Task description |
Retype the material below. Keep every word exactly as it is.

▼

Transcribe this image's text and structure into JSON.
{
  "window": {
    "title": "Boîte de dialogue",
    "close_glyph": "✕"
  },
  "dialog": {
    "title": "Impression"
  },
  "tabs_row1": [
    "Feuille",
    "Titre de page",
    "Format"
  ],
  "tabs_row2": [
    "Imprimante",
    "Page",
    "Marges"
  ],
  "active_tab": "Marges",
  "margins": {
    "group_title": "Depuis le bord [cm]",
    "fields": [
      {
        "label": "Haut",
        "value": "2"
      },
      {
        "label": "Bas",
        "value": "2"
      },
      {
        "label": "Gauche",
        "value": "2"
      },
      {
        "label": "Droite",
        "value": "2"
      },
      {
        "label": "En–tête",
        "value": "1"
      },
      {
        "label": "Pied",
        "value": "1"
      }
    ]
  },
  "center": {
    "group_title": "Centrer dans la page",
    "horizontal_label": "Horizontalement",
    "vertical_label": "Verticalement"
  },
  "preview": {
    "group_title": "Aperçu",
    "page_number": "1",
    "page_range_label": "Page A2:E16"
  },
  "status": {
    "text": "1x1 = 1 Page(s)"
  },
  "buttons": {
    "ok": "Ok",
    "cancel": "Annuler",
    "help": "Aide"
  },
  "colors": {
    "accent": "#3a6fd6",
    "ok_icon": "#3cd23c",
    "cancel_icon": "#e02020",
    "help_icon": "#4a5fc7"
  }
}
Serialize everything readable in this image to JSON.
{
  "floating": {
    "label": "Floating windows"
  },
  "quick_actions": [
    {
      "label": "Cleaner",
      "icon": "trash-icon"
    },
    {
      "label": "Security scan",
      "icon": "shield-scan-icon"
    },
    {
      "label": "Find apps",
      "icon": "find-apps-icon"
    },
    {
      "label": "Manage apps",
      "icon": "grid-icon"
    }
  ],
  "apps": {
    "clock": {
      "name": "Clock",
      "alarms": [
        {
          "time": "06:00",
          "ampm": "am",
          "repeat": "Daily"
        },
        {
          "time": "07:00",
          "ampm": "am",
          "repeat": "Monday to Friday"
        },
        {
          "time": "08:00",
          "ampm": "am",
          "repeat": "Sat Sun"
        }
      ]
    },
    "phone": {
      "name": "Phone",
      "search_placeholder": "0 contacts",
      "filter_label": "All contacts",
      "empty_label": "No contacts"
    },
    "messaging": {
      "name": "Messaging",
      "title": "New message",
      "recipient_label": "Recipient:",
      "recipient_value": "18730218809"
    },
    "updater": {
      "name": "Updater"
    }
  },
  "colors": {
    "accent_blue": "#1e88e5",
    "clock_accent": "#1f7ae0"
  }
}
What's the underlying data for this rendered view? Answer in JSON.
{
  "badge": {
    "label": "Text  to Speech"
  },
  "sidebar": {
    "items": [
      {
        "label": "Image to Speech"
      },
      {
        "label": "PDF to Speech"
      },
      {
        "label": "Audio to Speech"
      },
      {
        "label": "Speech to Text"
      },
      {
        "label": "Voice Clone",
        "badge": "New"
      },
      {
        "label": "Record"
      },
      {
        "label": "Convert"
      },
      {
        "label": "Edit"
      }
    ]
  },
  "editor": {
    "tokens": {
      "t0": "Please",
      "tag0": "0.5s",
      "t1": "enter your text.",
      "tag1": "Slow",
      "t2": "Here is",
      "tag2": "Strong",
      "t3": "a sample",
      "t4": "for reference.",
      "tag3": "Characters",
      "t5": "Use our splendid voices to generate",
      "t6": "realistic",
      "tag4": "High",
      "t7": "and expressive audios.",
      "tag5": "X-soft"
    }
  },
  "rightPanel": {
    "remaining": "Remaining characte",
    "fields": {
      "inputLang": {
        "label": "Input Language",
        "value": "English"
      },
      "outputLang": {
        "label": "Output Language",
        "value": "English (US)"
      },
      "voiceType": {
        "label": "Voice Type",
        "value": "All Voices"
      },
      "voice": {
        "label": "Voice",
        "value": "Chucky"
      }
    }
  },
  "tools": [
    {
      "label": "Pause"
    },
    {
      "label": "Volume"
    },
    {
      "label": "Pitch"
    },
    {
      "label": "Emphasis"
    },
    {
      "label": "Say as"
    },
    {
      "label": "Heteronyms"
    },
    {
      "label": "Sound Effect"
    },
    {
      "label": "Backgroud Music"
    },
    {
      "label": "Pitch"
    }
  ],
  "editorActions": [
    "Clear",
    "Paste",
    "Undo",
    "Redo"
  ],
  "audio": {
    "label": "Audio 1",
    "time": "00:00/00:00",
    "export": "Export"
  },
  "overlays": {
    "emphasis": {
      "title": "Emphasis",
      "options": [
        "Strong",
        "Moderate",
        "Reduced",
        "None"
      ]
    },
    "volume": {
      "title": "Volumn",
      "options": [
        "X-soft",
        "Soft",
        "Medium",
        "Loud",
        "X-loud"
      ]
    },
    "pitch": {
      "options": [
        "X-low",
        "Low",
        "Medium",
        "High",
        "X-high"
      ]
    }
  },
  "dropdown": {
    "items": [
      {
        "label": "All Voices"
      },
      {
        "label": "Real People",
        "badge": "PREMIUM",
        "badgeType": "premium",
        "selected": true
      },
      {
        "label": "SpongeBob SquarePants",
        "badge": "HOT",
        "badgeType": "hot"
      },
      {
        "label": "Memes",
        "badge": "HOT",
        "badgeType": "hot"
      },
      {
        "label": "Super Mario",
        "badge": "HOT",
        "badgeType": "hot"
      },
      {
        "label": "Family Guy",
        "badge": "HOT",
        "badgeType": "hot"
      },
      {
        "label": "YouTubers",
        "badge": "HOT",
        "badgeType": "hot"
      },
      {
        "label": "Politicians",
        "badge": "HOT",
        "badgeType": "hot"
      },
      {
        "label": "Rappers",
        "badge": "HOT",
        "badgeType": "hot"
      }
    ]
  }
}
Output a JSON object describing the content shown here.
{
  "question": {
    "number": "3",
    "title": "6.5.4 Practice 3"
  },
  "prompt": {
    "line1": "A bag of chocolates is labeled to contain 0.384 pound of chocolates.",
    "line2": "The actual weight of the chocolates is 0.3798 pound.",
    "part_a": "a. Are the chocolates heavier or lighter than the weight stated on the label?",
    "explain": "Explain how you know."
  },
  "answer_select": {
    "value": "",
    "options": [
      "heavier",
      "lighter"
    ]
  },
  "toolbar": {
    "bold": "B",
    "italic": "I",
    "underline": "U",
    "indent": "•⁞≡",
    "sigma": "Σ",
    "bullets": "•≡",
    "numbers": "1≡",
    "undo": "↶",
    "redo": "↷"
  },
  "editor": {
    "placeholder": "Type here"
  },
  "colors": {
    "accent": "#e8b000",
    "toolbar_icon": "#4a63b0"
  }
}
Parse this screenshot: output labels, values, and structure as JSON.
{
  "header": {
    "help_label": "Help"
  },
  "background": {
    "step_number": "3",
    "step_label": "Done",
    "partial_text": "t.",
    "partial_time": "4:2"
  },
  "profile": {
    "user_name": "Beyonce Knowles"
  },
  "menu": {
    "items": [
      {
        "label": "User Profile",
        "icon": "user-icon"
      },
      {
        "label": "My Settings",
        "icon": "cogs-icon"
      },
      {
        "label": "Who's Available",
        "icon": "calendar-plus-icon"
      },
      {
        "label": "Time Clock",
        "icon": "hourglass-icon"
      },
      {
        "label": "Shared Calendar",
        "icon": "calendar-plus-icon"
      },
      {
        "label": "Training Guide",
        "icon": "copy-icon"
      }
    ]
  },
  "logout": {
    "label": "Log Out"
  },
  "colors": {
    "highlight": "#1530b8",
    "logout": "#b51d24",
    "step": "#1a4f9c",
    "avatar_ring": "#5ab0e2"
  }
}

▲

Complete response |
Transcribe this image's text and structure into JSON.
{
  "window": {
    "title": "Boîte de dialogue",
    "close_glyph": "✕"
  },
  "dialog": {
    "title": "Impression"
  },
  "tabs_row1": [
    "Feuille",
    "Titre de page",
    "Format"
  ],
  "tabs_row2": [
    "Imprimante",
    "Page",
    "Marges"
  ],
  "active_tab": "Marges",
  "margins": {
    "group_title": "Depuis le bord [cm]",
    "fields": [
      {
        "label": "Haut",
        "value": "2"
      },
      {
        "label": "Bas",
        "value": "2"
      },
      {
        "label": "Gauche",
        "value": "2"
      },
      {
        "label": "Droite",
        "value": "2"
      },
      {
        "label": "En–tête",
        "value": "1"
      },
      {
        "label": "Pied",
        "value": "1"
      }
    ]
  },
  "center": {
    "group_title": "Centrer dans la page",
    "horizontal_label": "Horizontalement",
    "vertical_label": "Verticalement"
  },
  "preview": {
    "group_title": "Aperçu",
    "page_number": "1",
    "page_range_label": "Page A2:E16"
  },
  "status": {
    "text": "1x1 = 1 Page(s)"
  },
  "buttons": {
    "ok": "Ok",
    "cancel": "Annuler",
    "help": "Aide"
  },
  "colors": {
    "accent": "#3a6fd6",
    "ok_icon": "#3cd23c",
    "cancel_icon": "#e02020",
    "help_icon": "#4a5fc7"
  }
}
Serialize everything readable in this image to JSON.
{
  "floating": {
    "label": "Floating windows"
  },
  "quick_actions": [
    {
      "label": "Cleaner",
      "icon": "trash-icon"
    },
    {
      "label": "Security scan",
      "icon": "shield-scan-icon"
    },
    {
      "label": "Find apps",
      "icon": "find-apps-icon"
    },
    {
      "label": "Manage apps",
      "icon": "grid-icon"
    }
  ],
  "apps": {
    "clock": {
      "name": "Clock",
      "alarms": [
        {
          "time": "06:00",
          "ampm": "am",
          "repeat": "Daily"
        },
        {
          "time": "07:00",
          "ampm": "am",
          "repeat": "Monday to Friday"
        },
        {
          "time": "08:00",
          "ampm": "am",
          "repeat": "Sat Sun"
        }
      ]
    },
    "phone": {
      "name": "Phone",
      "search_placeholder": "0 contacts",
      "filter_label": "All contacts",
      "empty_label": "No contacts"
    },
    "messaging": {
      "name": "Messaging",
      "title": "New message",
      "recipient_label": "Recipient:",
      "recipient_value": "18730218809"
    },
    "updater": {
      "name": "Updater"
    }
  },
  "colors": {
    "accent_blue": "#1e88e5",
    "clock_accent": "#1f7ae0"
  }
}
What's the underlying data for this rendered view? Answer in JSON.
{
  "badge": {
    "label": "Text  to Speech"
  },
  "sidebar": {
    "items": [
      {
        "label": "Image to Speech"
      },
      {
        "label": "PDF to Speech"
      },
      {
        "label": "Audio to Speech"
      },
      {
        "label": "Speech to Text"
      },
      {
        "label": "Voice Clone",
        "badge": "New"
      },
      {
        "label": "Record"
      },
      {
        "label": "Convert"
      },
      {
        "label": "Edit"
      }
    ]
  },
  "editor": {
    "tokens": {
      "t0": "Please",
      "tag0": "0.5s",
      "t1": "enter your text.",
      "tag1": "Slow",
      "t2": "Here is",
      "tag2": "Strong",
      "t3": "a sample",
      "t4": "for reference.",
      "tag3": "Characters",
      "t5": "Use our splendid voices to generate",
      "t6": "realistic",
      "tag4": "High",
      "t7": "and expressive audios.",
      "tag5": "X-soft"
    }
  },
  "rightPanel": {
    "remaining": "Remaining characte",
    "fields": {
      "inputLang": {
        "label": "Input Language",
        "value": "English"
      },
      "outputLang": {
        "label": "Output Language",
        "value": "English (US)"
      },
      "voiceType": {
        "label": "Voice Type",
        "value": "All Voices"
      },
      "voice": {
        "label": "Voice",
        "value": "Chucky"
      }
    }
  },
  "tools": [
    {
      "label": "Pause"
    },
    {
      "label": "Volume"
    },
    {
      "label": "Pitch"
    },
    {
      "label": "Emphasis"
    },
    {
      "label": "Say as"
    },
    {
      "label": "Heteronyms"
    },
    {
      "label": "Sound Effect"
    },
    {
      "label": "Backgroud Music"
    },
    {
      "label": "Pitch"
    }
  ],
  "editorActions": [
    "Clear",
    "Paste",
    "Undo",
    "Redo"
  ],
  "audio": {
    "label": "Audio 1",
    "time": "00:00/00:00",
    "export": "Export"
  },
  "overlays": {
    "emphasis": {
      "title": "Emphasis",
      "options": [
        "Strong",
        "Moderate",
        "Reduced",
        "None"
      ]
    },
    "volume": {
      "title": "Volumn",
      "options": [
        "X-soft",
        "Soft",
        "Medium",
        "Loud",
        "X-loud"
      ]
    },
    "pitch": {
      "options": [
        "X-low",
        "Low",
        "Medium",
        "High",
        "X-high"
      ]
    }
  },
  "dropdown": {
    "items": [
      {
        "label": "All Voices"
      },
      {
        "label": "Real People",
        "badge": "PREMIUM",
        "badgeType": "premium",
        "selected": true
      },
      {
        "label": "SpongeBob SquarePants",
        "badge": "HOT",
        "badgeType": "hot"
      },
      {
        "label": "Memes",
        "badge": "HOT",
        "badgeType": "hot"
      },
      {
        "label": "Super Mario",
        "badge": "HOT",
        "badgeType": "hot"
      },
      {
        "label": "Family Guy",
        "badge": "HOT",
        "badgeType": "hot"
      },
      {
        "label": "YouTubers",
        "badge": "HOT",
        "badgeType": "hot"
      },
      {
        "label": "Politicians",
        "badge": "HOT",
        "badgeType": "hot"
      },
      {
        "label": "Rappers",
        "badge": "HOT",
        "badgeType": "hot"
      }
    ]
  }
}
Output a JSON object describing the content shown here.
{
  "question": {
    "number": "3",
    "title": "6.5.4 Practice 3"
  },
  "prompt": {
    "line1": "A bag of chocolates is labeled to contain 0.384 pound of chocolates.",
    "line2": "The actual weight of the chocolates is 0.3798 pound.",
    "part_a": "a. Are the chocolates heavier or lighter than the weight stated on the label?",
    "explain": "Explain how you know."
  },
  "answer_select": {
    "value": "",
    "options": [
      "heavier",
      "lighter"
    ]
  },
  "toolbar": {
    "bold": "B",
    "italic": "I",
    "underline": "U",
    "indent": "•⁞≡",
    "sigma": "Σ",
    "bullets": "•≡",
    "numbers": "1≡",
    "undo": "↶",
    "redo": "↷"
  },
  "editor": {
    "placeholder": "Type here"
  },
  "colors": {
    "accent": "#e8b000",
    "toolbar_icon": "#4a63b0"
  }
}
Parse this screenshot: output labels, values, and structure as JSON.
{
  "header": {
    "help_label": "Help"
  },
  "background": {
    "step_number": "3",
    "step_label": "Done",
    "partial_text": "t.",
    "partial_time": "4:2"
  },
  "profile": {
    "user_name": "Beyonce Knowles"
  },
  "menu": {
    "items": [
      {
        "label": "User Profile",
        "icon": "user-icon"
      },
      {
        "label": "My Settings",
        "icon": "cogs-icon"
      },
      {
        "label": "Who's Available",
        "icon": "calendar-plus-icon"
      },
      {
        "label": "Time Clock",
        "icon": "hourglass-icon"
      },
      {
        "label": "Shared Calendar",
        "icon": "calendar-plus-icon"
      },
      {
        "label": "Training Guide",
        "icon": "copy-icon"
      }
    ]
  },
  "logout": {
    "label": "Log Out"
  },
  "colors": {
    "highlight": "#1530b8",
    "logout": "#b51d24",
    "step": "#1a4f9c",
    "avatar_ring": "#5ab0e2"
  }
}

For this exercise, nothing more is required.